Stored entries

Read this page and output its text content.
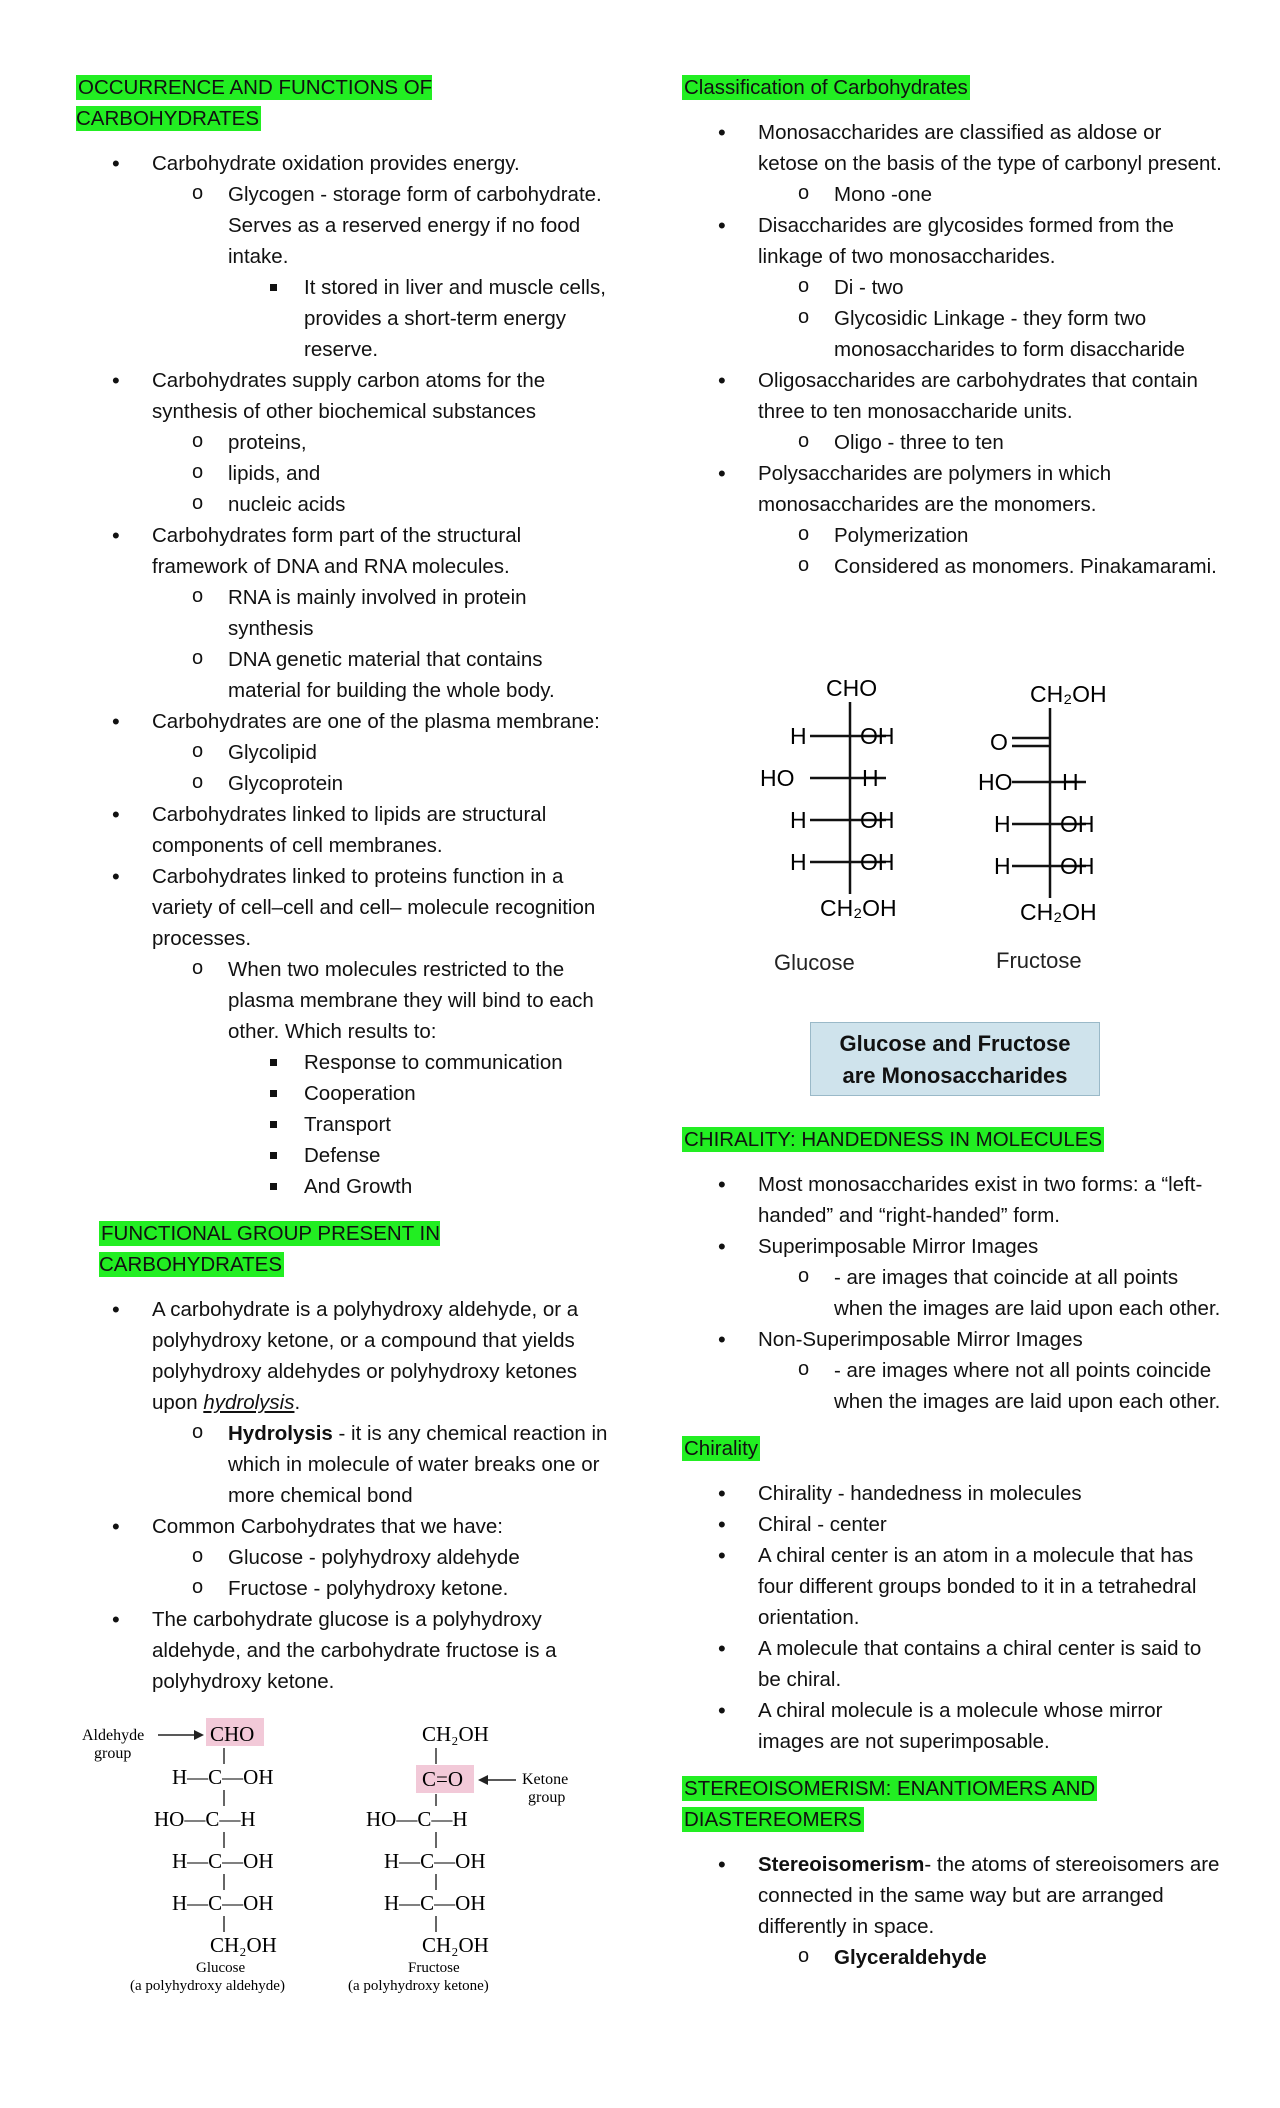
OCCURRENCE AND FUNCTIONS OF CARBOHYDRATES
• Carbohydrate oxidation provides energy.
o Glycogen - storage form of carbohydrate. Serves as a reserved energy if no food intake.
It stored in liver and muscle cells, provides a short-term energy reserve.
• Carbohydrates supply carbon atoms for the synthesis of other biochemical substances
o proteins,
o lipids, and
o nucleic acids
• Carbohydrates form part of the structural framework of DNA and RNA molecules.
o RNA is mainly involved in protein synthesis
o DNA genetic material that contains material for building the whole body.
• Carbohydrates are one of the plasma membrane:
o Glycolipid
o Glycoprotein
• Carbohydrates linked to lipids are structural components of cell membranes.
• Carbohydrates linked to proteins function in a variety of cell–cell and cell– molecule recognition processes.
o When two molecules restricted to the plasma membrane they will bind to each other. Which results to:
Response to communication
Cooperation
Transport
Defense
And Growth
FUNCTIONAL GROUP PRESENT IN CARBOHYDRATES
• A carbohydrate is a polyhydroxy aldehyde, or a polyhydroxy ketone, or a compound that yields polyhydroxy aldehydes or polyhydroxy ketones upon hydrolysis.
o Hydrolysis - it is any chemical reaction in which in molecule of water breaks one or more chemical bond
• Common Carbohydrates that we have:
o Glucose - polyhydroxy aldehyde
o Fructose - polyhydroxy ketone.
• The carbohydrate glucose is a polyhydroxy aldehyde, and the carbohydrate fructose is a polyhydroxy ketone.
Aldehyde
group
CHO
H—C—OH
HO—C—H
H—C—OH
H—C—OH
CH₂OH
Glucose
(a polyhydroxy aldehyde)
CH₂OH
C=O	Ketone
group
HO—C—H
H—C—OH
H—C—OH
CH₂OH
Fructose
(a polyhydroxy ketone)
Classification of Carbohydrates
• Monosaccharides are classified as aldose or ketose on the basis of the type of carbonyl present.
o Mono -one
• Disaccharides are glycosides formed from the linkage of two monosaccharides.
o Di - two
o Glycosidic Linkage - they form two monosaccharides to form disaccharide
• Oligosaccharides are carbohydrates that contain three to ten monosaccharide units.
o Oligo - three to ten
• Polysaccharides are polymers in which monosaccharides are the monomers.
o Polymerization
o Considered as monomers. Pinakamarami.
CHO
H OH
HO	H
H OH
H OH
CH₂OH
Glucose
CH₂OH
O
HO H
H OH
H OH
CH₂OH
Fructose
Glucose and Fructose
are Monosaccharides
CHIRALITY: HANDEDNESS IN MOLECULES
• Most monosaccharides exist in two forms: a “left-handed” and “right-handed” form.
• Superimposable Mirror Images
o - are images that coincide at all points when the images are laid upon each other.
• Non-Superimposable Mirror Images
o - are images where not all points coincide when the images are laid upon each other.
Chirality
• Chirality - handedness in molecules
• Chiral - center
• A chiral center is an atom in a molecule that has four different groups bonded to it in a tetrahedral orientation.
• A molecule that contains a chiral center is said to be chiral.
• A chiral molecule is a molecule whose mirror images are not superimposable.
STEREOISOMERISM: ENANTIOMERS AND
DIASTEREOMERS
• Stereoisomerism- the atoms of stereoisomers are connected in the same way but are arranged differently in space.
o Glyceraldehyde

*What you have to do:*
Return only the number of lines in the data that hold the string "center".

*Written answer:*
3